* _EXERCISE PROMPT_:
Reproduce the records exactly.

* _EXERCISE MATERIAL_:
═══
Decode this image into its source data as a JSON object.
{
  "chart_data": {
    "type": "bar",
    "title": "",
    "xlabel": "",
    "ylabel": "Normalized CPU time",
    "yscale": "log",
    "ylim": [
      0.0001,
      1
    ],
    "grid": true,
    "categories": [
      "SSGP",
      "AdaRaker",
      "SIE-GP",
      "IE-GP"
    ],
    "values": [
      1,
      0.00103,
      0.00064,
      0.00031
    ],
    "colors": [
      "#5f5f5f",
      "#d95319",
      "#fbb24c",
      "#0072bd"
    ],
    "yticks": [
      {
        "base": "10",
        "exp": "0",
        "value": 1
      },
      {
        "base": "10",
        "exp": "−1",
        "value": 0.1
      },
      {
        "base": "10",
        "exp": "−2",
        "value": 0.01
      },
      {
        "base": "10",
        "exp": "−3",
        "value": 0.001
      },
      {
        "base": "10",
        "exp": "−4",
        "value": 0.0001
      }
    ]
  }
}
═══
* _RESULT FOR THIS TASK_:
Decode this image into its source data as a JSON object.
{
  "chart_data": {
    "type": "bar",
    "title": "",
    "xlabel": "",
    "ylabel": "Normalized CPU time",
    "yscale": "log",
    "ylim": [
      0.0001,
      1
    ],
    "grid": true,
    "categories": [
      "SSGP",
      "AdaRaker",
      "SIE-GP",
      "IE-GP"
    ],
    "values": [
      1,
      0.00103,
      0.00064,
      0.00031
    ],
    "colors": [
      "#5f5f5f",
      "#d95319",
      "#fbb24c",
      "#0072bd"
    ],
    "yticks": [
      {
        "base": "10",
        "exp": "0",
        "value": 1
      },
      {
        "base": "10",
        "exp": "−1",
        "value": 0.1
      },
      {
        "base": "10",
        "exp": "−2",
        "value": 0.01
      },
      {
        "base": "10",
        "exp": "−3",
        "value": 0.001
      },
      {
        "base": "10",
        "exp": "−4",
        "value": 0.0001
      }
    ]
  }
}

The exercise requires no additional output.